[Data in this exercise start]

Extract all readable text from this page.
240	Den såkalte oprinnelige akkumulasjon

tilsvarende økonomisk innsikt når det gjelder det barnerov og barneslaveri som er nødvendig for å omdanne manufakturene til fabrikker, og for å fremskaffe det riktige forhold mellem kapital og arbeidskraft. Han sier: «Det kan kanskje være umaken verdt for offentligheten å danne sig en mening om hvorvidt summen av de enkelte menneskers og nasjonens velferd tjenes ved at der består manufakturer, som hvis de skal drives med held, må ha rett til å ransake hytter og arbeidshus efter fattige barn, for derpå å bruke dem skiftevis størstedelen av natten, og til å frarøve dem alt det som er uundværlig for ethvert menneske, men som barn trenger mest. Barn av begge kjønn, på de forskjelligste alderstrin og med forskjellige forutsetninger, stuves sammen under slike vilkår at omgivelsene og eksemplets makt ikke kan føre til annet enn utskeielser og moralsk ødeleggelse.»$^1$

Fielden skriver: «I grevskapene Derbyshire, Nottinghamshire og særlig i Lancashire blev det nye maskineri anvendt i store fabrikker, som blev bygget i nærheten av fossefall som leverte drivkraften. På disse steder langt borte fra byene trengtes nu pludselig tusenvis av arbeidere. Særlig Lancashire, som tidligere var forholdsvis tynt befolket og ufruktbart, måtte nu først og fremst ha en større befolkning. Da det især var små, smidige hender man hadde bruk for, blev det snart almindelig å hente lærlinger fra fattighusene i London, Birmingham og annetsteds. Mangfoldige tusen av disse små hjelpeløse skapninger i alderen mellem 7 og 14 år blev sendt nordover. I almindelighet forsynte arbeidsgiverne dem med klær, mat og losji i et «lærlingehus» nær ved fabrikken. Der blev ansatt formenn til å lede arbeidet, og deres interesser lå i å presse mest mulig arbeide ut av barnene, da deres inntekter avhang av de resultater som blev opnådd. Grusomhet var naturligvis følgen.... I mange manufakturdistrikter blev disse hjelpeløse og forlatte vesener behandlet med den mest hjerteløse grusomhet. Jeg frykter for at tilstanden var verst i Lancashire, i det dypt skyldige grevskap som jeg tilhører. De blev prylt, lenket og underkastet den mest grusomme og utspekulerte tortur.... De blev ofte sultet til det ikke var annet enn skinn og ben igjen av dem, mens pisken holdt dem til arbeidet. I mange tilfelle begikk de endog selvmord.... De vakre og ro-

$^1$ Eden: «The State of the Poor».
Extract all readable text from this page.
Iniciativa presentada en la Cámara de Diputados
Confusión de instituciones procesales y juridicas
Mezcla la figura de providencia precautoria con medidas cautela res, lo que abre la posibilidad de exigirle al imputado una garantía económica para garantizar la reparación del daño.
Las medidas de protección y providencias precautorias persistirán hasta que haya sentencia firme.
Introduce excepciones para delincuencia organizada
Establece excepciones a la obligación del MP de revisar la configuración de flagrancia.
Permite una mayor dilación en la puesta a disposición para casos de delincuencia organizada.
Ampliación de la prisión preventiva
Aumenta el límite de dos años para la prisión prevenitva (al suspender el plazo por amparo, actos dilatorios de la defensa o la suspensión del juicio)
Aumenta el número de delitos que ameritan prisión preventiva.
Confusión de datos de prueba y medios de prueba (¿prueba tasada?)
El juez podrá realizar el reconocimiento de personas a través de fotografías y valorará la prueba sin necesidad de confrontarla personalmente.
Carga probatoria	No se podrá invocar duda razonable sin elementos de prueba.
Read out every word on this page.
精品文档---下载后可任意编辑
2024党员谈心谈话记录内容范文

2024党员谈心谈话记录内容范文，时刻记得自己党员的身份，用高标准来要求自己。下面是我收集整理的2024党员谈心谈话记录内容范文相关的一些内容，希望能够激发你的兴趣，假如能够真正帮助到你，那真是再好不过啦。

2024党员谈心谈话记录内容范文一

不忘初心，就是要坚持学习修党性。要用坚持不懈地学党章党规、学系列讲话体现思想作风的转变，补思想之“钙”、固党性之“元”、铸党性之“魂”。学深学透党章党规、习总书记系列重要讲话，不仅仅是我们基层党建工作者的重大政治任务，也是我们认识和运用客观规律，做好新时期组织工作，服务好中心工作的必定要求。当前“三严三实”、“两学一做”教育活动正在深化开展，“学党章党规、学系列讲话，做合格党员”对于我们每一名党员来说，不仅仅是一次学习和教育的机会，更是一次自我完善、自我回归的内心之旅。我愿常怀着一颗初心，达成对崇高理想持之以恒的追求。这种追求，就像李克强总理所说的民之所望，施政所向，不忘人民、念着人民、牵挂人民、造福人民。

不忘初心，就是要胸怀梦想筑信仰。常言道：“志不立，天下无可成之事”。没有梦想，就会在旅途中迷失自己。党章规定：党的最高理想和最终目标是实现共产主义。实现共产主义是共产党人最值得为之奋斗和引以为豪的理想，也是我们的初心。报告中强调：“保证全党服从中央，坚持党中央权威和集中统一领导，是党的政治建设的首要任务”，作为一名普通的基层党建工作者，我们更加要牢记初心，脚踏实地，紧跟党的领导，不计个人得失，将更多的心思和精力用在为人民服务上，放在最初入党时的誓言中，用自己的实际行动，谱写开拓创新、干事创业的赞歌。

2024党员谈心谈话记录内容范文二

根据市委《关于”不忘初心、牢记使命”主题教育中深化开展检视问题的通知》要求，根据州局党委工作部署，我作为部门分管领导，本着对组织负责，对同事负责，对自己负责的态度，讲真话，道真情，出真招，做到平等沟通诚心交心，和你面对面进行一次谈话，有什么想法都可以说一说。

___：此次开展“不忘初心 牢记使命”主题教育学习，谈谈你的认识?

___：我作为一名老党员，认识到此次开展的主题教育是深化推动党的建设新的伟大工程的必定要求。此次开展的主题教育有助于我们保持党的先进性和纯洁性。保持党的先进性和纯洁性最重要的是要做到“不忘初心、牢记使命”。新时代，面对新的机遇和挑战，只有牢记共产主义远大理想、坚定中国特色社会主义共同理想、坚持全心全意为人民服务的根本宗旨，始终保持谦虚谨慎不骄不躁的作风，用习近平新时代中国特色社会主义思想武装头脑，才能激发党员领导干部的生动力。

[Data in this exercise end]

What you need to do
Output all of the material, please, exactly as it stands.

Reply to the task
Extract all readable text from this page.
240	Den såkalte oprinnelige akkumulasjon

tilsvarende økonomisk innsikt når det gjelder det barnerov og barneslaveri som er nødvendig for å omdanne manufakturene til fabrikker, og for å fremskaffe det riktige forhold mellem kapital og arbeidskraft. Han sier: «Det kan kanskje være umaken verdt for offentligheten å danne sig en mening om hvorvidt summen av de enkelte menneskers og nasjonens velferd tjenes ved at der består manufakturer, som hvis de skal drives med held, må ha rett til å ransake hytter og arbeidshus efter fattige barn, for derpå å bruke dem skiftevis størstedelen av natten, og til å frarøve dem alt det som er uundværlig for ethvert menneske, men som barn trenger mest. Barn av begge kjønn, på de forskjelligste alderstrin og med forskjellige forutsetninger, stuves sammen under slike vilkår at omgivelsene og eksemplets makt ikke kan føre til annet enn utskeielser og moralsk ødeleggelse.»$^1$

Fielden skriver: «I grevskapene Derbyshire, Nottinghamshire og særlig i Lancashire blev det nye maskineri anvendt i store fabrikker, som blev bygget i nærheten av fossefall som leverte drivkraften. På disse steder langt borte fra byene trengtes nu pludselig tusenvis av arbeidere. Særlig Lancashire, som tidligere var forholdsvis tynt befolket og ufruktbart, måtte nu først og fremst ha en større befolkning. Da det især var små, smidige hender man hadde bruk for, blev det snart almindelig å hente lærlinger fra fattighusene i London, Birmingham og annetsteds. Mangfoldige tusen av disse små hjelpeløse skapninger i alderen mellem 7 og 14 år blev sendt nordover. I almindelighet forsynte arbeidsgiverne dem med klær, mat og losji i et «lærlingehus» nær ved fabrikken. Der blev ansatt formenn til å lede arbeidet, og deres interesser lå i å presse mest mulig arbeide ut av barnene, da deres inntekter avhang av de resultater som blev opnådd. Grusomhet var naturligvis følgen.... I mange manufakturdistrikter blev disse hjelpeløse og forlatte vesener behandlet med den mest hjerteløse grusomhet. Jeg frykter for at tilstanden var verst i Lancashire, i det dypt skyldige grevskap som jeg tilhører. De blev prylt, lenket og underkastet den mest grusomme og utspekulerte tortur.... De blev ofte sultet til det ikke var annet enn skinn og ben igjen av dem, mens pisken holdt dem til arbeidet. I mange tilfelle begikk de endog selvmord.... De vakre og ro-

$^1$ Eden: «The State of the Poor».
Extract all readable text from this page.
Iniciativa presentada en la Cámara de Diputados
Confusión de instituciones procesales y juridicas
Mezcla la figura de providencia precautoria con medidas cautela res, lo que abre la posibilidad de exigirle al imputado una garantía económica para garantizar la reparación del daño.
Las medidas de protección y providencias precautorias persistirán hasta que haya sentencia firme.
Introduce excepciones para delincuencia organizada
Establece excepciones a la obligación del MP de revisar la configuración de flagrancia.
Permite una mayor dilación en la puesta a disposición para casos de delincuencia organizada.
Ampliación de la prisión preventiva
Aumenta el límite de dos años para la prisión prevenitva (al suspender el plazo por amparo, actos dilatorios de la defensa o la suspensión del juicio)
Aumenta el número de delitos que ameritan prisión preventiva.
Confusión de datos de prueba y medios de prueba (¿prueba tasada?)
El juez podrá realizar el reconocimiento de personas a través de fotografías y valorará la prueba sin necesidad de confrontarla personalmente.
Carga probatoria	No se podrá invocar duda razonable sin elementos de prueba.
Read out every word on this page.
精品文档---下载后可任意编辑
2024党员谈心谈话记录内容范文

2024党员谈心谈话记录内容范文，时刻记得自己党员的身份，用高标准来要求自己。下面是我收集整理的2024党员谈心谈话记录内容范文相关的一些内容，希望能够激发你的兴趣，假如能够真正帮助到你，那真是再好不过啦。

2024党员谈心谈话记录内容范文一

不忘初心，就是要坚持学习修党性。要用坚持不懈地学党章党规、学系列讲话体现思想作风的转变，补思想之“钙”、固党性之“元”、铸党性之“魂”。学深学透党章党规、习总书记系列重要讲话，不仅仅是我们基层党建工作者的重大政治任务，也是我们认识和运用客观规律，做好新时期组织工作，服务好中心工作的必定要求。当前“三严三实”、“两学一做”教育活动正在深化开展，“学党章党规、学系列讲话，做合格党员”对于我们每一名党员来说，不仅仅是一次学习和教育的机会，更是一次自我完善、自我回归的内心之旅。我愿常怀着一颗初心，达成对崇高理想持之以恒的追求。这种追求，就像李克强总理所说的民之所望，施政所向，不忘人民、念着人民、牵挂人民、造福人民。

不忘初心，就是要胸怀梦想筑信仰。常言道：“志不立，天下无可成之事”。没有梦想，就会在旅途中迷失自己。党章规定：党的最高理想和最终目标是实现共产主义。实现共产主义是共产党人最值得为之奋斗和引以为豪的理想，也是我们的初心。报告中强调：“保证全党服从中央，坚持党中央权威和集中统一领导，是党的政治建设的首要任务”，作为一名普通的基层党建工作者，我们更加要牢记初心，脚踏实地，紧跟党的领导，不计个人得失，将更多的心思和精力用在为人民服务上，放在最初入党时的誓言中，用自己的实际行动，谱写开拓创新、干事创业的赞歌。

2024党员谈心谈话记录内容范文二

根据市委《关于”不忘初心、牢记使命”主题教育中深化开展检视问题的通知》要求，根据州局党委工作部署，我作为部门分管领导，本着对组织负责，对同事负责，对自己负责的态度，讲真话，道真情，出真招，做到平等沟通诚心交心，和你面对面进行一次谈话，有什么想法都可以说一说。

___：此次开展“不忘初心 牢记使命”主题教育学习，谈谈你的认识?

___：我作为一名老党员，认识到此次开展的主题教育是深化推动党的建设新的伟大工程的必定要求。此次开展的主题教育有助于我们保持党的先进性和纯洁性。保持党的先进性和纯洁性最重要的是要做到“不忘初心、牢记使命”。新时代，面对新的机遇和挑战，只有牢记共产主义远大理想、坚定中国特色社会主义共同理想、坚持全心全意为人民服务的根本宗旨，始终保持谦虚谨慎不骄不躁的作风，用习近平新时代中国特色社会主义思想武装头脑，才能激发党员领导干部的生动力。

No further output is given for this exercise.